== DESCRIPTION OF THE TASK ==
Narrow the data below down to the lines containing "livre".

:: SUPPLIED DATA ::

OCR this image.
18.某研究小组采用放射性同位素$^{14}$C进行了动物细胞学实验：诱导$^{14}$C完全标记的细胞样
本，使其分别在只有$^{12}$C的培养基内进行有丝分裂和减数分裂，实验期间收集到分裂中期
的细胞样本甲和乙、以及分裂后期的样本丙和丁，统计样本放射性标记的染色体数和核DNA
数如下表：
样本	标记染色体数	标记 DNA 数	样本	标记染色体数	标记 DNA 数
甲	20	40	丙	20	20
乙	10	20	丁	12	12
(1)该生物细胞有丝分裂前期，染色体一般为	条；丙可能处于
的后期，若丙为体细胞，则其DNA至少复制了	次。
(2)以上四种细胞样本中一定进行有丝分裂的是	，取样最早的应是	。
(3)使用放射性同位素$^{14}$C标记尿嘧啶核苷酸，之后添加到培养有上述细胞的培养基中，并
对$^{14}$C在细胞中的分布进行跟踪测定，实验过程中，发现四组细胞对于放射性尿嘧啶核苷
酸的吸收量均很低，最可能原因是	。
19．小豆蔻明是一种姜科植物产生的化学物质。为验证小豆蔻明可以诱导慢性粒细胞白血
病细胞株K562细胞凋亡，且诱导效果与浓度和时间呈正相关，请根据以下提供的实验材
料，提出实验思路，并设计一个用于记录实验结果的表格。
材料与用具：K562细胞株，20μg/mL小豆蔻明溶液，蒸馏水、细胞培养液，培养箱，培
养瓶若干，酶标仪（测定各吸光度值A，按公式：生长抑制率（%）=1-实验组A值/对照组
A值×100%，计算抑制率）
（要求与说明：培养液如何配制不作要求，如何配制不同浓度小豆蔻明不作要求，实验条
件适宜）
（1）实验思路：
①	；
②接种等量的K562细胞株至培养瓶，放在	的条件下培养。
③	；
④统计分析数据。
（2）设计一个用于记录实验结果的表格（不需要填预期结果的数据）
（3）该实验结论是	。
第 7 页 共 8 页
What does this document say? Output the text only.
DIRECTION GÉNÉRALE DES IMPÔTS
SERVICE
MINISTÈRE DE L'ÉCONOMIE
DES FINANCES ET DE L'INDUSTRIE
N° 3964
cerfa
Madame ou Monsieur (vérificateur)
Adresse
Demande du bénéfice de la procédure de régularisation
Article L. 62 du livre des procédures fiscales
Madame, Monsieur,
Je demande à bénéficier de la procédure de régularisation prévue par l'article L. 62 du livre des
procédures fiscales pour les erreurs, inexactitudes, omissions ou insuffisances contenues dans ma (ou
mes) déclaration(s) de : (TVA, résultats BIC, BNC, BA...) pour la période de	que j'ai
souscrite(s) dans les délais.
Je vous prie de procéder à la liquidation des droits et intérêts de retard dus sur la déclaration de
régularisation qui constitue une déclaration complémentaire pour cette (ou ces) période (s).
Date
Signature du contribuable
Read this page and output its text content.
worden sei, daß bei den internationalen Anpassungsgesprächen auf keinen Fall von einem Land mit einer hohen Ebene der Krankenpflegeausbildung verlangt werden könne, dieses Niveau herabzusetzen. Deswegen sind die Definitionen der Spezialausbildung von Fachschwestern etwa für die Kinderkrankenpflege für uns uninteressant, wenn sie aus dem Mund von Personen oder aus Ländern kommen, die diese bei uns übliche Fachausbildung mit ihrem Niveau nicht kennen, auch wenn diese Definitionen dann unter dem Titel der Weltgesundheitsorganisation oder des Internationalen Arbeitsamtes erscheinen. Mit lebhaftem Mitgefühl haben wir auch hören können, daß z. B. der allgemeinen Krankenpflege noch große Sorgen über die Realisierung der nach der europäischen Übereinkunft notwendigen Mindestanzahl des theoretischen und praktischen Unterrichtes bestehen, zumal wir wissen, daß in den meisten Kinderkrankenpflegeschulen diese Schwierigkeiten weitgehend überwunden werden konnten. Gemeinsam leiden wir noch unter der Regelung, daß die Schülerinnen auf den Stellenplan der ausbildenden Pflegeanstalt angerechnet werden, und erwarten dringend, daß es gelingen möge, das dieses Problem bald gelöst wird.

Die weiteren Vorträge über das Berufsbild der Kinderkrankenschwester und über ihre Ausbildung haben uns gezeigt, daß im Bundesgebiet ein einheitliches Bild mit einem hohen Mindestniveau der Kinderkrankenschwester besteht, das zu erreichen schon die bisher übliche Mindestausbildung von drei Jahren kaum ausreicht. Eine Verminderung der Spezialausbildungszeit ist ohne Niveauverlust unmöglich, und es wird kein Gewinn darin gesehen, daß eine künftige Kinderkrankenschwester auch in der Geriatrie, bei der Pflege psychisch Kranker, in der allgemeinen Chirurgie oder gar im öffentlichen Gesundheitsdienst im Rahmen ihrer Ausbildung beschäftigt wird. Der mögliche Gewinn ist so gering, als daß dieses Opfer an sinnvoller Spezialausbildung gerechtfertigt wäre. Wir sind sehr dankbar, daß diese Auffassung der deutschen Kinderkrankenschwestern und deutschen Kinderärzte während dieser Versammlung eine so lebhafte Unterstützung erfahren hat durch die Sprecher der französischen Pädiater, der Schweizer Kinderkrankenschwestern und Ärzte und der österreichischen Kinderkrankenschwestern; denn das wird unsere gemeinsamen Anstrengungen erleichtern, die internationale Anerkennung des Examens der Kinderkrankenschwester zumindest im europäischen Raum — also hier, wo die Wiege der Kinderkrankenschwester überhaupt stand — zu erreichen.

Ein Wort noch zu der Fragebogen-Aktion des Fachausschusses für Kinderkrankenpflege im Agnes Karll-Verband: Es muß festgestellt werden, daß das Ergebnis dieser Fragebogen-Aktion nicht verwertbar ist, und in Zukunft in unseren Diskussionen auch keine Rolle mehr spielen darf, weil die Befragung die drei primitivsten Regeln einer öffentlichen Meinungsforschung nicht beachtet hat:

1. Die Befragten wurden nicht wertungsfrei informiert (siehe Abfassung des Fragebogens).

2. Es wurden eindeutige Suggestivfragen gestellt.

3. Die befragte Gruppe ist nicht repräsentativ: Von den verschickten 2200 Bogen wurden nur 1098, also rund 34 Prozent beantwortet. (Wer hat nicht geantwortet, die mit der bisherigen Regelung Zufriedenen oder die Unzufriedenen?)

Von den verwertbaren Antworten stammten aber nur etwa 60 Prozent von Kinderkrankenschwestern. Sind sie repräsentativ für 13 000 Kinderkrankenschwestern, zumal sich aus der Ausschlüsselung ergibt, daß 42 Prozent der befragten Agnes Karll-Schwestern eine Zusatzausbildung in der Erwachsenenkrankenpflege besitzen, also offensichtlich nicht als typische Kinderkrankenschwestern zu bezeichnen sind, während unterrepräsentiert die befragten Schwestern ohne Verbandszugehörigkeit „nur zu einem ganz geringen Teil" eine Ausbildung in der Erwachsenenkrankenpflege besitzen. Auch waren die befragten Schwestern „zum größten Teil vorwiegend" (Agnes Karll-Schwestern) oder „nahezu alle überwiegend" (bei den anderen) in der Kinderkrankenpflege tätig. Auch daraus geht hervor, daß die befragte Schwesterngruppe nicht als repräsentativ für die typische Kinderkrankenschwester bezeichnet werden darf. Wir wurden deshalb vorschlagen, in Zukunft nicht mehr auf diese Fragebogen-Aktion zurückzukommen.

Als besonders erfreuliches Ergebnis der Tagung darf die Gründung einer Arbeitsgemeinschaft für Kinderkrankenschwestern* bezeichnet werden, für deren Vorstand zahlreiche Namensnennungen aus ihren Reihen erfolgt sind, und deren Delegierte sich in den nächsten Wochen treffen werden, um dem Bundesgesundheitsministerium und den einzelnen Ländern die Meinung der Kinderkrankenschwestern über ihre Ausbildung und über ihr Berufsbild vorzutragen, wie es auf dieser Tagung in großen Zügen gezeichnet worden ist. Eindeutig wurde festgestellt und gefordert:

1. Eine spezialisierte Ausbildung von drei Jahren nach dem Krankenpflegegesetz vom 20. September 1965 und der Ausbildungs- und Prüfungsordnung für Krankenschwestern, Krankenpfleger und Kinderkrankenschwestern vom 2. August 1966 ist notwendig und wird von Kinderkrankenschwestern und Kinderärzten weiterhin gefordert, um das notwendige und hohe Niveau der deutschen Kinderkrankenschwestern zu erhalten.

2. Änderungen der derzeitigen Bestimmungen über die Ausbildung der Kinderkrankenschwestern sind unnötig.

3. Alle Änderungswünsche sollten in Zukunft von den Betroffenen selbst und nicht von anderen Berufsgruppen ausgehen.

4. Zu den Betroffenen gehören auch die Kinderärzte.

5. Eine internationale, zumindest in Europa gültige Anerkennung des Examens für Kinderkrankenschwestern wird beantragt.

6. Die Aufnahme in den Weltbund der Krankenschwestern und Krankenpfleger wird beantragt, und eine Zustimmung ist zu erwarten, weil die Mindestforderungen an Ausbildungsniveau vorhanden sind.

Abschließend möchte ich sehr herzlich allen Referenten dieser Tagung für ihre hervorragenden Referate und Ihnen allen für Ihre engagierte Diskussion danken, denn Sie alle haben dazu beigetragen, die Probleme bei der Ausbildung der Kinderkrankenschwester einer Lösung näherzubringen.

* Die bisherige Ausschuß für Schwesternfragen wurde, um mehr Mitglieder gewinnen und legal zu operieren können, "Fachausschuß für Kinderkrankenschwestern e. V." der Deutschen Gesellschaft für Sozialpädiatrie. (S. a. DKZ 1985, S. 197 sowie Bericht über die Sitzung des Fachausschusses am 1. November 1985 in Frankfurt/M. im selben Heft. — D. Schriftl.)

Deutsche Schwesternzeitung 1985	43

:::

== EXERCISE SOLUTION ==
Article L. 62 du livre des procédures fiscales
Je demande à bénéficier de la procédure de régularisation prévue par l'article L. 62 du livre des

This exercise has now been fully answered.